• _Records for this task_
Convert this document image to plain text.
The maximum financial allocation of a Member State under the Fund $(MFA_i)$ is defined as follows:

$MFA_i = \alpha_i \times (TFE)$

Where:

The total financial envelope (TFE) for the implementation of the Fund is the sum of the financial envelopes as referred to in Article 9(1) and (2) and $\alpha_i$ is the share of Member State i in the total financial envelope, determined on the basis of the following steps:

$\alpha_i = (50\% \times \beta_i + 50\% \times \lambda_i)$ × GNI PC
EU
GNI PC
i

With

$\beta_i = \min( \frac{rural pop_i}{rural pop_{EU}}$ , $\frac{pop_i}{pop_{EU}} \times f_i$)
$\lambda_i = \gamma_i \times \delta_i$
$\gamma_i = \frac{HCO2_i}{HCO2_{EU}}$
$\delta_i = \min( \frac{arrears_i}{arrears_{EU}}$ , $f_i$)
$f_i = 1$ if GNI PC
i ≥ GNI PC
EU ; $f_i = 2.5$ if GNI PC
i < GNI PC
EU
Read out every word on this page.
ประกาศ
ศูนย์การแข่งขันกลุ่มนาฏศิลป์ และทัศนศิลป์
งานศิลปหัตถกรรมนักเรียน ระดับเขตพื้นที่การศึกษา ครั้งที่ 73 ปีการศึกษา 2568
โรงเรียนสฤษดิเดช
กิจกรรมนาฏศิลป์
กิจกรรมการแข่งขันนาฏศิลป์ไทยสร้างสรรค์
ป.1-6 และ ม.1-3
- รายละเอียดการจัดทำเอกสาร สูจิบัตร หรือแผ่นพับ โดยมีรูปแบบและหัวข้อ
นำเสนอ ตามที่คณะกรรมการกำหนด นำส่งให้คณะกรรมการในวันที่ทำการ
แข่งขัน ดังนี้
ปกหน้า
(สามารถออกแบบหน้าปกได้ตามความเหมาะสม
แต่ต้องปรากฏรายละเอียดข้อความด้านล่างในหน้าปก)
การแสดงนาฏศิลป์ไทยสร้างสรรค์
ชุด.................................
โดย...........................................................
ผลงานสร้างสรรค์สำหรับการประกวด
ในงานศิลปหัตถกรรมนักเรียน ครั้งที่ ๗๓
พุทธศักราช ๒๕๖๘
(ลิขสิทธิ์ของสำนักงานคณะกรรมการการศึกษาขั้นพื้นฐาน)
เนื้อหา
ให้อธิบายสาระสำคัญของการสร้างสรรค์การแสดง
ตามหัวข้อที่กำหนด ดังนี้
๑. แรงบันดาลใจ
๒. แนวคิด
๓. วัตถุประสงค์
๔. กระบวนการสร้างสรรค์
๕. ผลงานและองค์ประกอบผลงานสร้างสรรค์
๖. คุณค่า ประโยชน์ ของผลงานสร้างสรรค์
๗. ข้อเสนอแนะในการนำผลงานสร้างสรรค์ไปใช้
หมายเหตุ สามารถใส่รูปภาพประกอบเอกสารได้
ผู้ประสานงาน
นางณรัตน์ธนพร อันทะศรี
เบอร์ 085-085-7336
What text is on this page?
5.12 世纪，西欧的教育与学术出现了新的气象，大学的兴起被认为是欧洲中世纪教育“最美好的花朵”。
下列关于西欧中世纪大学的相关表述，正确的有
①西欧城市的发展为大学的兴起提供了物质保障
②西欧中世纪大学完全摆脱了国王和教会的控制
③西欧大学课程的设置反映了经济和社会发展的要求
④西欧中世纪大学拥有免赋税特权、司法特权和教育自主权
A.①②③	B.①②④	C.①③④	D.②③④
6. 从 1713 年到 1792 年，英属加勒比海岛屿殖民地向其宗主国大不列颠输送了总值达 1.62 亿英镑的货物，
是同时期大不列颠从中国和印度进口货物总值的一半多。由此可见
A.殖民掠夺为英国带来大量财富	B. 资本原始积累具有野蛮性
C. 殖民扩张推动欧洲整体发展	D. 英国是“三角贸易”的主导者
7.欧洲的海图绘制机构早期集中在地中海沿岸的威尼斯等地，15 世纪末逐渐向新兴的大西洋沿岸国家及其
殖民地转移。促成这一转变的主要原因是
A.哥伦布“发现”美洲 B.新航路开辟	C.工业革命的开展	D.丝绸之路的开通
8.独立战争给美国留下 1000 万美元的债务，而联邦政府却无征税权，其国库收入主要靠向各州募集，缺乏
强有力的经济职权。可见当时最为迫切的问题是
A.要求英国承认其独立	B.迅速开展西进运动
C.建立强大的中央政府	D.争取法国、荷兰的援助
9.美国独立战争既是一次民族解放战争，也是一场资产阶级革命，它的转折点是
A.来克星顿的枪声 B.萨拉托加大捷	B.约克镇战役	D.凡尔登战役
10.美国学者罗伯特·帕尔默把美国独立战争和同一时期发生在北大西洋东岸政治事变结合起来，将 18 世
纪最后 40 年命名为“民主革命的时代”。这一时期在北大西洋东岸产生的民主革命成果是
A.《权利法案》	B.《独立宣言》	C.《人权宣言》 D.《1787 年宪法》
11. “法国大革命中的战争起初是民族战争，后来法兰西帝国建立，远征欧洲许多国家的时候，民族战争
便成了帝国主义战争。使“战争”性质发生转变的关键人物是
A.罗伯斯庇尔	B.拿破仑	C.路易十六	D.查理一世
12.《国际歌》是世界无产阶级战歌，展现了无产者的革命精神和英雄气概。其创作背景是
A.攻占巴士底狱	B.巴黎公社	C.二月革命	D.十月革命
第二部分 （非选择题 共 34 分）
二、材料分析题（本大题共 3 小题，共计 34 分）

• _Task directions_
Locate all lines holding the word "างสรรค", then copy them out.

• _The response_
กิจกรรมการแข่งขันนาฏศิลป์ไทยสร้างสรรค์
การแสดงนาฏศิลป์ไทยสร้างสรรค์
ผลงานสร้างสรรค์สำหรับการประกวด
ให้อธิบายสาระสำคัญของการสร้างสรรค์การแสดง
๔. กระบวนการสร้างสรรค์
๕. ผลงานและองค์ประกอบผลงานสร้างสรรค์
๖. คุณค่า ประโยชน์ ของผลงานสร้างสรรค์
๗. ข้อเสนอแนะในการนำผลงานสร้างสรรค์ไปใช้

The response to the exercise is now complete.